-- Start of SUPPLIED DATA --
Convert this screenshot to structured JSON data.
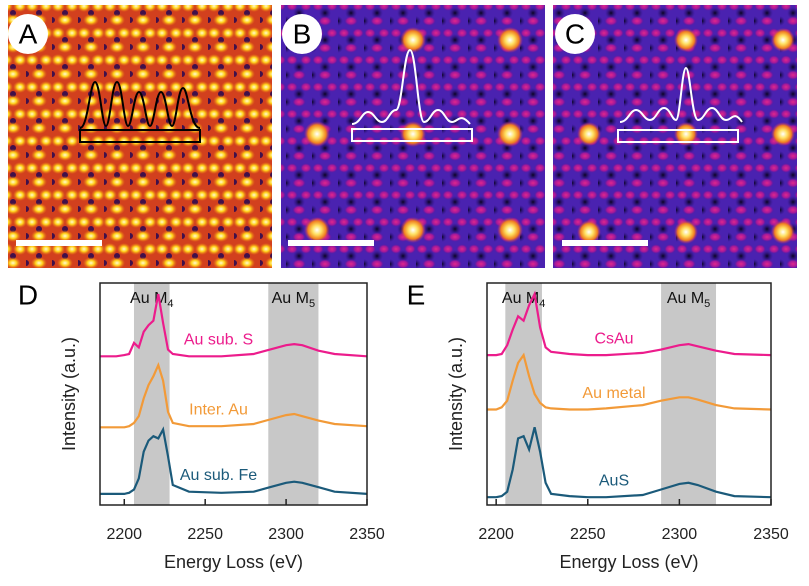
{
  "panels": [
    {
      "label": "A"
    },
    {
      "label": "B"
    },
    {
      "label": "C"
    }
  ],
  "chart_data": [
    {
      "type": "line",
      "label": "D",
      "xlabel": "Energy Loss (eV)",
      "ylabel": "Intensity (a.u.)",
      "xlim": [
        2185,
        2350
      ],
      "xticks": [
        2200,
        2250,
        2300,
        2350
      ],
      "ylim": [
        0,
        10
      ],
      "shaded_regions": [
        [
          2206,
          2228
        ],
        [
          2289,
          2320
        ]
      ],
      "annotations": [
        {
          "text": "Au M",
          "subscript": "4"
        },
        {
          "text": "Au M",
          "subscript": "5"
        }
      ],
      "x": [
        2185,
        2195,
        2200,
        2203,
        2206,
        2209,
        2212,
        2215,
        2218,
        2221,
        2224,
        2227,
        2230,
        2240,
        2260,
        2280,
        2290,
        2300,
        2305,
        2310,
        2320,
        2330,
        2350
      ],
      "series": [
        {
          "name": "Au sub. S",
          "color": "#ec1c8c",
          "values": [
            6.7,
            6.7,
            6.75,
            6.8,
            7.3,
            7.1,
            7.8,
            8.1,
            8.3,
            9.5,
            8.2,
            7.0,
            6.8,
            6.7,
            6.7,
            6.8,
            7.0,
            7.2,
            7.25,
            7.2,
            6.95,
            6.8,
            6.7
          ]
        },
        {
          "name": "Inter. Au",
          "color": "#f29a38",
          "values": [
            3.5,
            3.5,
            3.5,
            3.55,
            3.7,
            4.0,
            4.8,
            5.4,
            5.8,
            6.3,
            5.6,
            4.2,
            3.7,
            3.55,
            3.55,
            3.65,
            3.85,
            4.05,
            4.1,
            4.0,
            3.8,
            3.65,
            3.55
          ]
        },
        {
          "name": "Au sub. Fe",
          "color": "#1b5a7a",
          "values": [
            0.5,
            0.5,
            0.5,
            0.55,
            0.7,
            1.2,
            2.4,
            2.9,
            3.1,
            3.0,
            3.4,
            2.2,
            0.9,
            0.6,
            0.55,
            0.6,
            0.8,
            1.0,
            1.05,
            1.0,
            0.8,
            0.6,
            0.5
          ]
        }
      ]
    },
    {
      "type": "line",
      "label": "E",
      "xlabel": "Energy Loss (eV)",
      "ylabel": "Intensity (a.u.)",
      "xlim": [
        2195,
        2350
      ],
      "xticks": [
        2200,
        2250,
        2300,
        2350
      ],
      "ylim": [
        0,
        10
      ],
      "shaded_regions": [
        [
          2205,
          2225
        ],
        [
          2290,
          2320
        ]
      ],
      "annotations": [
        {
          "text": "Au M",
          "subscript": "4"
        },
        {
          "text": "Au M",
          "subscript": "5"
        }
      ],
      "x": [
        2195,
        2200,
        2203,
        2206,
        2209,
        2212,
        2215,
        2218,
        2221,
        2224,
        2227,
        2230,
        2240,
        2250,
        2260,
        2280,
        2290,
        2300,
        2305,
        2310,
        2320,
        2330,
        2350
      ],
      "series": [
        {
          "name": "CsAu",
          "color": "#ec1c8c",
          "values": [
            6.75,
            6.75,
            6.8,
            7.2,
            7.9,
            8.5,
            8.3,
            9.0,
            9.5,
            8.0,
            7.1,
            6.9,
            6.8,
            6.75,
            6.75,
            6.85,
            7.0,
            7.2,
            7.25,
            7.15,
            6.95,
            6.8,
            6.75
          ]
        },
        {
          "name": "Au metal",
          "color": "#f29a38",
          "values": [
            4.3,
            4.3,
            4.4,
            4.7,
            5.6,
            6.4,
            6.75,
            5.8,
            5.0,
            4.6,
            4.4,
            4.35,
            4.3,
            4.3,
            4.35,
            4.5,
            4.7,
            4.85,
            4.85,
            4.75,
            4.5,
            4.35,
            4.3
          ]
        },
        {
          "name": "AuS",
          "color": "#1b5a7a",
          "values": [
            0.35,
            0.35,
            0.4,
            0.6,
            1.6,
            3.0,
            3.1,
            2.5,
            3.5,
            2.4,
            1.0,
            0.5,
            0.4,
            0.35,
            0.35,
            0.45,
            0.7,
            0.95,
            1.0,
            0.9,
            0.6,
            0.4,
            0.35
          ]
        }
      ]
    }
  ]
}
-- End of SUPPLIED DATA --
-- Start of SUPPLIED DATA --
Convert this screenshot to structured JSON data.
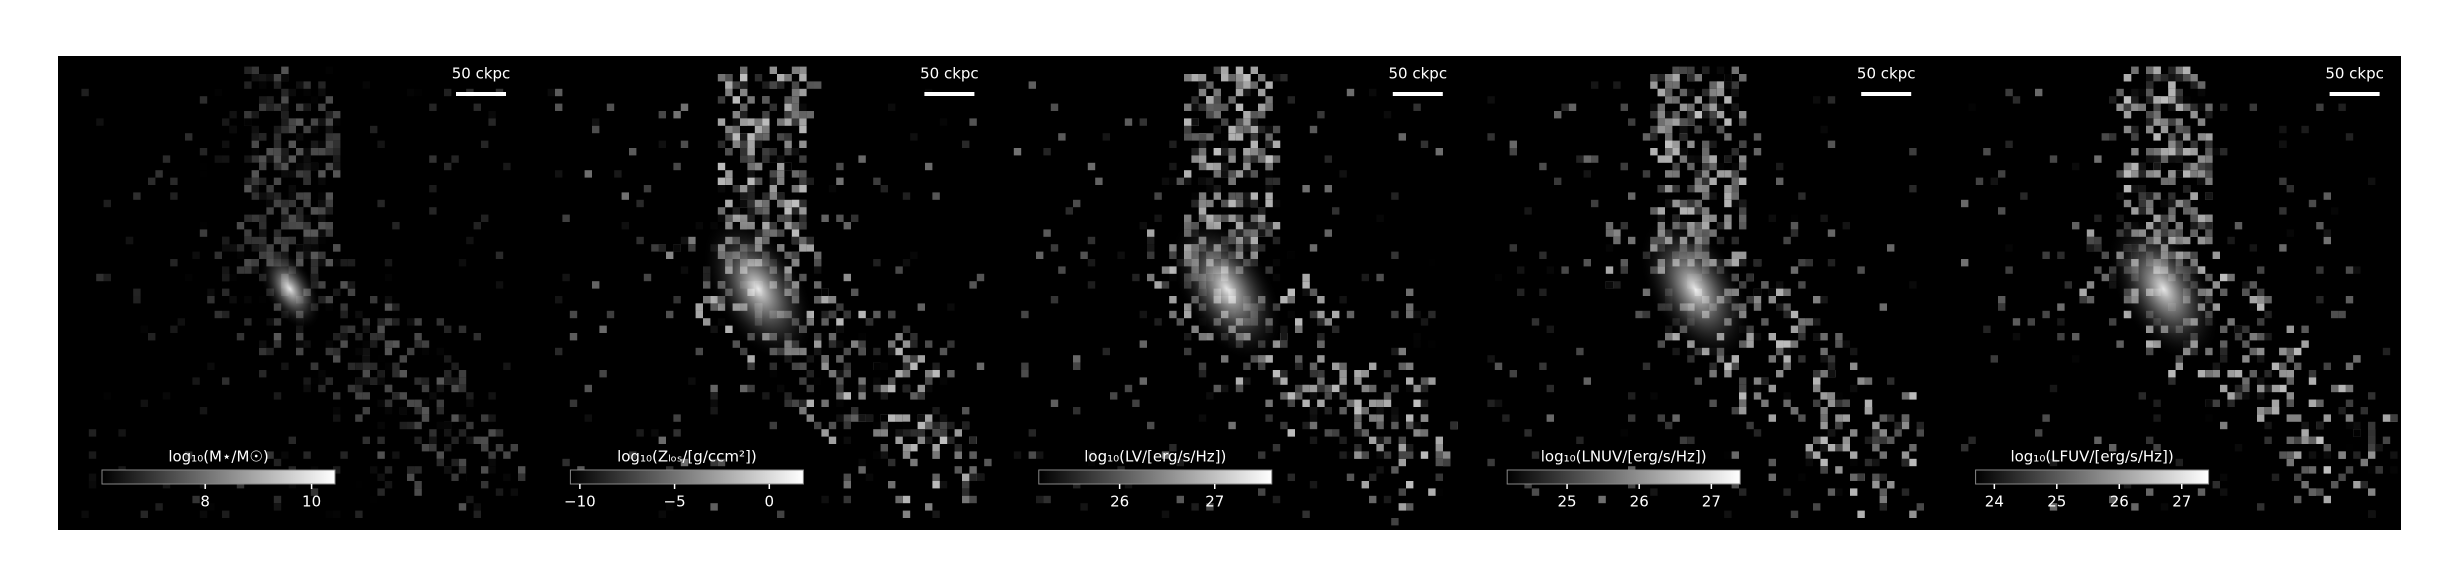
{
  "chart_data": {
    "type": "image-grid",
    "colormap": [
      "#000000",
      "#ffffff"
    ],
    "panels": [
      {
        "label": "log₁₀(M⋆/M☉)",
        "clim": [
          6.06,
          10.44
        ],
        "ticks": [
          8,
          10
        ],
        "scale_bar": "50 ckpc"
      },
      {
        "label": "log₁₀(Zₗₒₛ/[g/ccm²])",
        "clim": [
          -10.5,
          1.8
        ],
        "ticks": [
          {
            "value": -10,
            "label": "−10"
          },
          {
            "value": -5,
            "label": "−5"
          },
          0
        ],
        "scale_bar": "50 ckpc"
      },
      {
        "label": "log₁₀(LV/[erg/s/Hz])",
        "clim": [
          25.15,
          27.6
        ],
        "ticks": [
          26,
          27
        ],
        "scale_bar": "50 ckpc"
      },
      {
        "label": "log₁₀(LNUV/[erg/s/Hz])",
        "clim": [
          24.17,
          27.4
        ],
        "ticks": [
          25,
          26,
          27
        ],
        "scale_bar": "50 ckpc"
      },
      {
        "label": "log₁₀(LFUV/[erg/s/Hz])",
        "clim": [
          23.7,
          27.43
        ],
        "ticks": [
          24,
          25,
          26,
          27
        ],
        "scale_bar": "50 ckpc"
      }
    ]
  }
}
-- End of SUPPLIED DATA --
• _INSTRUCTIONS FOR THE TASK_: Lines that hold "log₁₀" are the ones to copy; find all of them.

• _THE REPLY_:
        "label": "log₁₀(M⋆/M☉)",
        "label": "log₁₀(Zₗₒₛ/[g/ccm²])",
        "label": "log₁₀(LV/[erg/s/Hz])",
        "label": "log₁₀(LNUV/[erg/s/Hz])",
        "label": "log₁₀(LFUV/[erg/s/Hz])",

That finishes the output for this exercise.